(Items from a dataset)
☆ ☆ ☆ ☆ ☆ ☆ ☆

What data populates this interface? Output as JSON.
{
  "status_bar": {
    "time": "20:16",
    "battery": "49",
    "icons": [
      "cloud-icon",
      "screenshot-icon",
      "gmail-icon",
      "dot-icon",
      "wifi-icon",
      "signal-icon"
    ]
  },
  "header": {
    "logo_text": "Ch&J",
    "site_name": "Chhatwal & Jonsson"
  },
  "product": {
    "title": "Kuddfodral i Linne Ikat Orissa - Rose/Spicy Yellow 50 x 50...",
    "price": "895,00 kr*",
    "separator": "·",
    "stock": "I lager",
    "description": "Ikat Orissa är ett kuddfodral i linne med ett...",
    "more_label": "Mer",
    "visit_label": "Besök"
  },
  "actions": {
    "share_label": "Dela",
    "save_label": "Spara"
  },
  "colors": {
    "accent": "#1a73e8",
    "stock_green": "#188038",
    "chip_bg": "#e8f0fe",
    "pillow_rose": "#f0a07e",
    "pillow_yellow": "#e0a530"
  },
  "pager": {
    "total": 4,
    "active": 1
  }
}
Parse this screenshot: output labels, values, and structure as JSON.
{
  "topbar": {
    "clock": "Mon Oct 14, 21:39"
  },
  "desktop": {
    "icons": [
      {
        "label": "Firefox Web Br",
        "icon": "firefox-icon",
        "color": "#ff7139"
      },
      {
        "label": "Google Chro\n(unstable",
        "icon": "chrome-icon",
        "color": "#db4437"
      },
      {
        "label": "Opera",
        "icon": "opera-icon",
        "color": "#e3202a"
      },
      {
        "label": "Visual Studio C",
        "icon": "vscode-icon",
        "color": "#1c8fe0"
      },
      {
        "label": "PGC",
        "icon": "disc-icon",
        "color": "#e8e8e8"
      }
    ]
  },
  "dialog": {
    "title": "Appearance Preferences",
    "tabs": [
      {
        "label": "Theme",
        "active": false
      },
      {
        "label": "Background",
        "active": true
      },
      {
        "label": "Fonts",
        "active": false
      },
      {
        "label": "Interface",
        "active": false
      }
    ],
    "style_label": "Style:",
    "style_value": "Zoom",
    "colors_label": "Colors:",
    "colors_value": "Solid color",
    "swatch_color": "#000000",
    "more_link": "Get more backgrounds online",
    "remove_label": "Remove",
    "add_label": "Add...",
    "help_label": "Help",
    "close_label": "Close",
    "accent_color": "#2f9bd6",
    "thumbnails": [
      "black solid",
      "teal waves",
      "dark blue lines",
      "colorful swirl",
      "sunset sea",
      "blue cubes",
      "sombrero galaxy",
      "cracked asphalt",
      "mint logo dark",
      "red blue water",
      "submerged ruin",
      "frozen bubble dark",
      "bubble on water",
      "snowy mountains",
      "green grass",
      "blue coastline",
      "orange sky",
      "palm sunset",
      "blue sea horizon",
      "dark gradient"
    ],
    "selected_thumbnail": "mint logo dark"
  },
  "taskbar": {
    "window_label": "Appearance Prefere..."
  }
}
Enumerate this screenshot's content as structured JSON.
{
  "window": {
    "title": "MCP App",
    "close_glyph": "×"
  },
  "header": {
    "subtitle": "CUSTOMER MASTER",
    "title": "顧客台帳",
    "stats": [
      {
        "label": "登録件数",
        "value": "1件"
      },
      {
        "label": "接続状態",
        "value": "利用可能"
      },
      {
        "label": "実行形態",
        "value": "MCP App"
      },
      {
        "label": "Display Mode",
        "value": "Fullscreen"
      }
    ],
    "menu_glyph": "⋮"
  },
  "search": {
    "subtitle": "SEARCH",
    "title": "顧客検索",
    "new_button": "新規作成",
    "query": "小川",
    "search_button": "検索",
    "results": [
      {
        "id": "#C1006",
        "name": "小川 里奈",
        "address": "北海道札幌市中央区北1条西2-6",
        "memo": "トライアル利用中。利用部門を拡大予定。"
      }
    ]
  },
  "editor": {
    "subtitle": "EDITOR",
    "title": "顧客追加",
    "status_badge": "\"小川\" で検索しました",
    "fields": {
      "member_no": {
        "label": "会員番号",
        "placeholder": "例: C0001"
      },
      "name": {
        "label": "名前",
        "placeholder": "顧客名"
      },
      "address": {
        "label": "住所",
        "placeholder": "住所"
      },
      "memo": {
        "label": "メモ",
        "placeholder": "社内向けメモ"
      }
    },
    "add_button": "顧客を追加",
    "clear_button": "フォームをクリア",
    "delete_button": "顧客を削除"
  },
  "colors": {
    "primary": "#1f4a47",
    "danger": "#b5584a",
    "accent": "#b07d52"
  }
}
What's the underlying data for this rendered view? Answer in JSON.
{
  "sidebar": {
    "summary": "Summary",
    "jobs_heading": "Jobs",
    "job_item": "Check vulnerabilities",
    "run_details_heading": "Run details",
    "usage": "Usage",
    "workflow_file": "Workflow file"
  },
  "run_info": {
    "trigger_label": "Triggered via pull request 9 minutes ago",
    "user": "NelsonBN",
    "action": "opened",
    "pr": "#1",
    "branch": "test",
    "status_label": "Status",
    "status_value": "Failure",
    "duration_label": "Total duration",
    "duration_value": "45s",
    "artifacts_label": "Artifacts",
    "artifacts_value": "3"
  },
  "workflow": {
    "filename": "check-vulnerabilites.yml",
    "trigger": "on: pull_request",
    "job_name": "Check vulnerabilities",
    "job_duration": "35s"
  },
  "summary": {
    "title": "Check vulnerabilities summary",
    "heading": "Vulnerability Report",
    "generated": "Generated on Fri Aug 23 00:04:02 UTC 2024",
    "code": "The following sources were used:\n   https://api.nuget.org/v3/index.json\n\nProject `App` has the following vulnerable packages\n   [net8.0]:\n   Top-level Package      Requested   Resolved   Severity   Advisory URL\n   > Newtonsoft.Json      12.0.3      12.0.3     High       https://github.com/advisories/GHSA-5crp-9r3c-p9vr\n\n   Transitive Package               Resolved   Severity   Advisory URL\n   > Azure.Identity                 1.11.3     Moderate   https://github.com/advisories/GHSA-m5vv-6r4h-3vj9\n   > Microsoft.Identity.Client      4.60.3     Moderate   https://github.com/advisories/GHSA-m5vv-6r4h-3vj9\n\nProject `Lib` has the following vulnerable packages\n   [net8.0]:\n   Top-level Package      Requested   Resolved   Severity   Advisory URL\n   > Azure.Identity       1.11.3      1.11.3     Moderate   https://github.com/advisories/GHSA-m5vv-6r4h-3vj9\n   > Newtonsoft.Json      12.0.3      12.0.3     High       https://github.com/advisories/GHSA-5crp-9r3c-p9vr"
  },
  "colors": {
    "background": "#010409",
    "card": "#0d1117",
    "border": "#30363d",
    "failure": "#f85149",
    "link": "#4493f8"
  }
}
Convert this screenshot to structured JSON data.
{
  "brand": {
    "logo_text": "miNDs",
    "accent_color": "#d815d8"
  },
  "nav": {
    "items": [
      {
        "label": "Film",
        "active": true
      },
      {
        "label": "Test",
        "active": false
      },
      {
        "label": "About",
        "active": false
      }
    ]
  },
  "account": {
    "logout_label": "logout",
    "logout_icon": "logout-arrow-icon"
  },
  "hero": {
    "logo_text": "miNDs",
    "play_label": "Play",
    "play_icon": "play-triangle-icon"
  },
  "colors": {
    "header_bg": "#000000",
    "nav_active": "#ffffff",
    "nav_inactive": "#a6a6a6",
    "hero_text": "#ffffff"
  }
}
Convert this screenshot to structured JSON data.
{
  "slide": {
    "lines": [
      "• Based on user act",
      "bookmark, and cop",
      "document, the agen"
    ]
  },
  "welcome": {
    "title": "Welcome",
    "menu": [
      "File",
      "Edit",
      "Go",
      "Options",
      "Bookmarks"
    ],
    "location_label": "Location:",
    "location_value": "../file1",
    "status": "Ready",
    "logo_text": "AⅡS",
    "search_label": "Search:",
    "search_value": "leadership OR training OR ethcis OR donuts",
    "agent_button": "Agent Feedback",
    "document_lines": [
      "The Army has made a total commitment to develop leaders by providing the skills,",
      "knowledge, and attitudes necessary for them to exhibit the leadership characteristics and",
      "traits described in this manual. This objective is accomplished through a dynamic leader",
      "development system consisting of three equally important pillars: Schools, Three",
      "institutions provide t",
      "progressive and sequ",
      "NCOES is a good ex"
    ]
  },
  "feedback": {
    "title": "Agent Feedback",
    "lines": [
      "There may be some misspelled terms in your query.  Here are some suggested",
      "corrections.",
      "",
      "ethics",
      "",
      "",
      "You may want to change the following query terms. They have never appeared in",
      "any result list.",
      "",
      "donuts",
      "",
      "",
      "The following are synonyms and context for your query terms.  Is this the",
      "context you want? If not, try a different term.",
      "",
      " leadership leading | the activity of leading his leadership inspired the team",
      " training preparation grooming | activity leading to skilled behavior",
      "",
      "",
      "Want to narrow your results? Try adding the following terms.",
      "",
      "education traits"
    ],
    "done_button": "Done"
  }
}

☆ ☆ ☆ ☆ ☆ ☆ ☆

**Exercise requirements**. Examine the records and pull out every line where the string "leadership" occurs.

**Right answer**.
    "search_value": "leadership OR training OR ethcis OR donuts",
      "knowledge, and attitudes necessary for them to exhibit the leadership characteristics and",
      " leadership leading | the activity of leading his leadership inspired the team",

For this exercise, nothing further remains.